(Beginning of TEXT PASSAGE)

The Balili Conservation Park or Devonian Reef Conservation Park is an Australian protected area and is located in the Kimberley region of Western Australia, about 50km North-West of Fitzroy Crossing. It includes Geikie Gorge National Park, Tunnel Creek National Park and Windjana Gorge National Park.

==History==
The area was covered by a shallow sea with a limestone reef being formed over a period of 20 million years during the Devonian Period, around 380 to 360 million years ago. The reef then became extinct with valleys subsequently forming leading to the landforms that are exposed today.

In 2017 a joint management plan for Bulali was agreed to between the Bunuba Dawangarri traditional owners and the Western Australian government.

== Danggu Geikie Gorge National Park ==
The Danggu Geikie Gorge National Park is situated 20 kilometres from Fitzroy Crossing and 280 Kilometres from Derby. The Fitzroy River has carved a 30 metre deep gorge between the Oscar and Geike Ranges. Evidence of fossils and strata of ancient limestone reef are exposed revealing evidence of life in the Devonian Period.

(End of TEXT PASSAGE)
(Beginning of INFORMATION PROVIDED)

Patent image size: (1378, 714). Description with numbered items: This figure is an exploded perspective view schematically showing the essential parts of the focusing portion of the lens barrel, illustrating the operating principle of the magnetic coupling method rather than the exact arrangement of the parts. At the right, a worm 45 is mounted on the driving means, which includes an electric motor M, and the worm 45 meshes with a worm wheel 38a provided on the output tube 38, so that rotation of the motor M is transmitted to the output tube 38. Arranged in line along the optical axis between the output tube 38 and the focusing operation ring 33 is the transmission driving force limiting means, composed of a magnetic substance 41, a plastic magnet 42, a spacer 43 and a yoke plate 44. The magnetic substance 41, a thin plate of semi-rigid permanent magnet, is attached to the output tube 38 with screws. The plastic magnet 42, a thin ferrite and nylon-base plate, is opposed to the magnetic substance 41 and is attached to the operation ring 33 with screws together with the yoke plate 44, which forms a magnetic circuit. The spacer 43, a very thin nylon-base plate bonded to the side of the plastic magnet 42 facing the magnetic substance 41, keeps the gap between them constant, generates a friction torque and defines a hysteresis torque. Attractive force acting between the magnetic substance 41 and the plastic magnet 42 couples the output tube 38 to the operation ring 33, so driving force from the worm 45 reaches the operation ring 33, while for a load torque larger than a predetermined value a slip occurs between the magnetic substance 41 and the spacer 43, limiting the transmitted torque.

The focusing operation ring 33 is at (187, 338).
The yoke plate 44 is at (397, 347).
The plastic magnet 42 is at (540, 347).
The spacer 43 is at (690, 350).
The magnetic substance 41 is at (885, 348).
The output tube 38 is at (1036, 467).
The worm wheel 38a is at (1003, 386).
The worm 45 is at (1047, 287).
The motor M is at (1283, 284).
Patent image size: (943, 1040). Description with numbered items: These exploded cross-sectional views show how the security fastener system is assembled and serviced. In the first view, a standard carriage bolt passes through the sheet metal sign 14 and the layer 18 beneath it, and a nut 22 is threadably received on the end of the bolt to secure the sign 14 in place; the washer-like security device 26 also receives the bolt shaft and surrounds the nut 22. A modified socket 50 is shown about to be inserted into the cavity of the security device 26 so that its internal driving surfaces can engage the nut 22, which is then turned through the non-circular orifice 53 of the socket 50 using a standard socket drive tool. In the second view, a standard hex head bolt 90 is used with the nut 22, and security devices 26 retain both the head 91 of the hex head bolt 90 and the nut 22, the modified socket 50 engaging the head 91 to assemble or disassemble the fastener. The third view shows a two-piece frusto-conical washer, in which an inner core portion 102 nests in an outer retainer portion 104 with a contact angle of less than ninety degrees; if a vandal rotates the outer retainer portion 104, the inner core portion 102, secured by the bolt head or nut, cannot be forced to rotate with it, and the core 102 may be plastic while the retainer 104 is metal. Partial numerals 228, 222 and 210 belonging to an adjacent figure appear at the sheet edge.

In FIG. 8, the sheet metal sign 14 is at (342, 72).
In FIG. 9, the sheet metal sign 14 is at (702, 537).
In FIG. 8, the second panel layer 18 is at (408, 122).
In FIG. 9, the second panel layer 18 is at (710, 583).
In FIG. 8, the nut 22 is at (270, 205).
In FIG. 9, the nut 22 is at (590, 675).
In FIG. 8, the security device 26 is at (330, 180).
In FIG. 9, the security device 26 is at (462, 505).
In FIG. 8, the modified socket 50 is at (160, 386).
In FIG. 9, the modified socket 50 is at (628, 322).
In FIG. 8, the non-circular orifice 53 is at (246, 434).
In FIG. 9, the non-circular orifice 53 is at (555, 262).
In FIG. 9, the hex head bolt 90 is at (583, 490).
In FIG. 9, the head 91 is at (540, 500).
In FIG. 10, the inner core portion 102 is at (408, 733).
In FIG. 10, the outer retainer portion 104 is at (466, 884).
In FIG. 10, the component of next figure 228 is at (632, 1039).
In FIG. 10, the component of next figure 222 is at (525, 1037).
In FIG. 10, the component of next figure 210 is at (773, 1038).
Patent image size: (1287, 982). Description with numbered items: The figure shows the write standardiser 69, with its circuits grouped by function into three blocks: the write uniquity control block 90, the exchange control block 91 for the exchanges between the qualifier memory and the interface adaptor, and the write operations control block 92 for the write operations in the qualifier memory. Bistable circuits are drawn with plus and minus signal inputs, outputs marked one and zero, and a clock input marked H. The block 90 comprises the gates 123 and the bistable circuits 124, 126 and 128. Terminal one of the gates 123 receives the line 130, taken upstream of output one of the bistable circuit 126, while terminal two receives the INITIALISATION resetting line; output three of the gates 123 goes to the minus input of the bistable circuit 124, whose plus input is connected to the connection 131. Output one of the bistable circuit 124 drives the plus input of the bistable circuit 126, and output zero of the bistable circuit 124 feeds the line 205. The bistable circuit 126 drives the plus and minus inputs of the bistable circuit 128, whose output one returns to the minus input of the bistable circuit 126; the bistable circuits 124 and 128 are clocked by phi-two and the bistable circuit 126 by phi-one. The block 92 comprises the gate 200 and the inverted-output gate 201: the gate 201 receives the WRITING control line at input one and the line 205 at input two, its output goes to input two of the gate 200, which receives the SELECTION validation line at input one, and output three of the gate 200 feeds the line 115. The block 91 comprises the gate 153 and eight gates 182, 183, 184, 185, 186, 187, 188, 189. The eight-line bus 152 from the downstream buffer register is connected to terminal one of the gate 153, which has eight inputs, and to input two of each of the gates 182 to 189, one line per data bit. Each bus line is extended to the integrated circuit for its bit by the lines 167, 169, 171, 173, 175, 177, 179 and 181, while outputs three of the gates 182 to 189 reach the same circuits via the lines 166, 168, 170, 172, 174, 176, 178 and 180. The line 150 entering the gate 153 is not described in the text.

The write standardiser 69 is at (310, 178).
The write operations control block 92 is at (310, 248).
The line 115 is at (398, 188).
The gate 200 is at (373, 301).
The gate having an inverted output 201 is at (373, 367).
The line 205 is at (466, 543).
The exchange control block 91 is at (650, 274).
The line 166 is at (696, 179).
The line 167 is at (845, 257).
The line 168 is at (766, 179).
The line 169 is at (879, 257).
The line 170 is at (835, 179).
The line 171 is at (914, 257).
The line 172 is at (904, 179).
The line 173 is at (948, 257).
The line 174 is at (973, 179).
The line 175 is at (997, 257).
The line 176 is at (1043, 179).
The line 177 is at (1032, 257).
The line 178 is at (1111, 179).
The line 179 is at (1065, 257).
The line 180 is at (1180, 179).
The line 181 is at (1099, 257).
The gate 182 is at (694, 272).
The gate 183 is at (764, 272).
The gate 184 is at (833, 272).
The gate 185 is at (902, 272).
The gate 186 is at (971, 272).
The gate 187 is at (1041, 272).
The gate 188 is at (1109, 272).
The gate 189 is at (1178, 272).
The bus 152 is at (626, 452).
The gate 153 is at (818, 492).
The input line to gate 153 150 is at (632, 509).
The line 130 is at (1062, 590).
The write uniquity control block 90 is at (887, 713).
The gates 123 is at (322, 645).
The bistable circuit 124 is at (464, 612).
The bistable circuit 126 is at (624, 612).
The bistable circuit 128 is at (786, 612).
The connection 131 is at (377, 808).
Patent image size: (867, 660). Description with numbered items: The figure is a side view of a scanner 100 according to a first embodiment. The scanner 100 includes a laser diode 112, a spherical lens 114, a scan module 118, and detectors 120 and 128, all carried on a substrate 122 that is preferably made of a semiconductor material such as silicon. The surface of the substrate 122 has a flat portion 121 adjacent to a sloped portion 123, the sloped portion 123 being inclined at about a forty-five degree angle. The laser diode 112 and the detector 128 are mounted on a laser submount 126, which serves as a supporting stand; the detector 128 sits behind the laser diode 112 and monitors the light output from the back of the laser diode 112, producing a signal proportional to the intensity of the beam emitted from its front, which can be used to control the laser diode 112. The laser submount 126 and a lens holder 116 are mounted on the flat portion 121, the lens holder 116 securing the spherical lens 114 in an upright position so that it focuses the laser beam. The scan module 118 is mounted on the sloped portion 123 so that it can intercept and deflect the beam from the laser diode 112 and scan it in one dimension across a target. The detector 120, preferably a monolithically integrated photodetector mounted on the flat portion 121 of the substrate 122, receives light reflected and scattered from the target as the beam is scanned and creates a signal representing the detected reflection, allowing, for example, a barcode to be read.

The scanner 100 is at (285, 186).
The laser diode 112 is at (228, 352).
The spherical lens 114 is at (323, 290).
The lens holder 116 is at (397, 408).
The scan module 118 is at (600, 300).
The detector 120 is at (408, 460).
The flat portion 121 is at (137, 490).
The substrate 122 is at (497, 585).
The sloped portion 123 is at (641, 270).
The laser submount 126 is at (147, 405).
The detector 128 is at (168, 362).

(End of INFORMATION PROVIDED)

LIST OF TASKS:
1 – In the conservation park text, rewrite the part from "The Balili Conservation" up to and including "are exposed today.", replacing "shallow sea" with "warm shallow sea".
2 – Decide whether each statement agrees with the conservation park text, and back each yes or no with the deciding words of the text.
(a) The park lies about 50km south-east of Fitzroy Crossing.
(b) The limestone reef formed over a period of 20 million years.
(c) The Fitzroy River has carved a gorge between the Oscar and Geike Ranges.
3 – Go on with the conservation park text from where it stops.

EXPECTED RESPONSES:
1 –
The Balili Conservation Park or Devonian Reef Conservation Park is an Australian protected area and is located in the Kimberley region of Western Australia, about 50km North-West of Fitzroy Crossing. It includes Geikie Gorge National Park, Tunnel Creek National Park and Windjana Gorge National Park.

==History==
The area was covered by a warm shallow sea with a limestone reef being formed over a period of 20 million years during the Devonian Period, around 380 to 360 million years ago. The reef then became extinct with valleys subsequently forming leading to the landforms that are exposed today.

2 –
(a) No: "about 50km North-West of Fitzroy Crossing"
(b) Yes: "a limestone reef being formed over a period of 20 million years"
(c) Yes: "The Fitzroy River has carved a 30 metre deep gorge between the Oscar and Geike Ranges."

3 –
== Tunnel Creek National Park ==
Tunnel Creek National Park is situated 115 kilometres from Fitzroy Crossing, 180 kilometres from Derby and 30 kilometres south-west of Winjana Gorge. Found in the Napier Ranges, this national park contains Western Australia's oldest cave system, used by Jandamarra, an Aboriginal leader. Tunnel Creek flows through the limestone range for a distance of 750 metres. The Caves house colonies of bats and impressive stalactites. At least five species of bat have made these caves their home.

== Windjana Gorge National Park ==
Also found in the Napier Ranges, Windjana Gorge spans 3.5 kilometres and reaches a height of 100 metres in places. The Lennard River flows through the gorge.